[start of Information provided]

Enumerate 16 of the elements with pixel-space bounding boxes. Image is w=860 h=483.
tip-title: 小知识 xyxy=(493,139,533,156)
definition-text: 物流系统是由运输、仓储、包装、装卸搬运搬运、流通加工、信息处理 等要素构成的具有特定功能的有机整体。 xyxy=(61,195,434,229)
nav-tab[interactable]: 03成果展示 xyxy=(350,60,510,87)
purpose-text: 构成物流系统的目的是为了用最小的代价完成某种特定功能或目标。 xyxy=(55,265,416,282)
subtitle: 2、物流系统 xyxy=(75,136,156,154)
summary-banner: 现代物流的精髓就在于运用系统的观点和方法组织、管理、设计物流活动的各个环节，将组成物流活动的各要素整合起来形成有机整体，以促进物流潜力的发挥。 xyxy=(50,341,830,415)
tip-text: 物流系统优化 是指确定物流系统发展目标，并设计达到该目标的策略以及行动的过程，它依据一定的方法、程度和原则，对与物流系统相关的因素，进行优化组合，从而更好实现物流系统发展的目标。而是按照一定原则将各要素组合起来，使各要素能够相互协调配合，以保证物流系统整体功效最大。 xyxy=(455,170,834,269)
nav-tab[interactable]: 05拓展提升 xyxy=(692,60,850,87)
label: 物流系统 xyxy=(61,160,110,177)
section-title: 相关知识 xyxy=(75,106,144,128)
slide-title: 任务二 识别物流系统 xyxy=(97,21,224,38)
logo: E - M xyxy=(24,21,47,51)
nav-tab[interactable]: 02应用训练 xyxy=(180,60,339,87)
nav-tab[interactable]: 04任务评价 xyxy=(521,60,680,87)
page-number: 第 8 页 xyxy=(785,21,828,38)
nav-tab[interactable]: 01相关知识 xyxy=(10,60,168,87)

[end of Information provided]

*What to produce*.
Copy out the lines of the data above word for word.

*The output*.
Enumerate 16 of the elements with pixel-space bounding boxes. Image is w=860 h=483.
tip-title: 小知识 xyxy=(493,139,533,156)
definition-text: 物流系统是由运输、仓储、包装、装卸搬运搬运、流通加工、信息处理 等要素构成的具有特定功能的有机整体。 xyxy=(61,195,434,229)
nav-tab[interactable]: 03成果展示 xyxy=(350,60,510,87)
purpose-text: 构成物流系统的目的是为了用最小的代价完成某种特定功能或目标。 xyxy=(55,265,416,282)
subtitle: 2、物流系统 xyxy=(75,136,156,154)
summary-banner: 现代物流的精髓就在于运用系统的观点和方法组织、管理、设计物流活动的各个环节，将组成物流活动的各要素整合起来形成有机整体，以促进物流潜力的发挥。 xyxy=(50,341,830,415)
tip-text: 物流系统优化 是指确定物流系统发展目标，并设计达到该目标的策略以及行动的过程，它依据一定的方法、程度和原则，对与物流系统相关的因素，进行优化组合，从而更好实现物流系统发展的目标。而是按照一定原则将各要素组合起来，使各要素能够相互协调配合，以保证物流系统整体功效最大。 xyxy=(455,170,834,269)
nav-tab[interactable]: 05拓展提升 xyxy=(692,60,850,87)
label: 物流系统 xyxy=(61,160,110,177)
section-title: 相关知识 xyxy=(75,106,144,128)
slide-title: 任务二 识别物流系统 xyxy=(97,21,224,38)
logo: E - M xyxy=(24,21,47,51)
nav-tab[interactable]: 02应用训练 xyxy=(180,60,339,87)
nav-tab[interactable]: 04任务评价 xyxy=(521,60,680,87)
page-number: 第 8 页 xyxy=(785,21,828,38)
nav-tab[interactable]: 01相关知识 xyxy=(10,60,168,87)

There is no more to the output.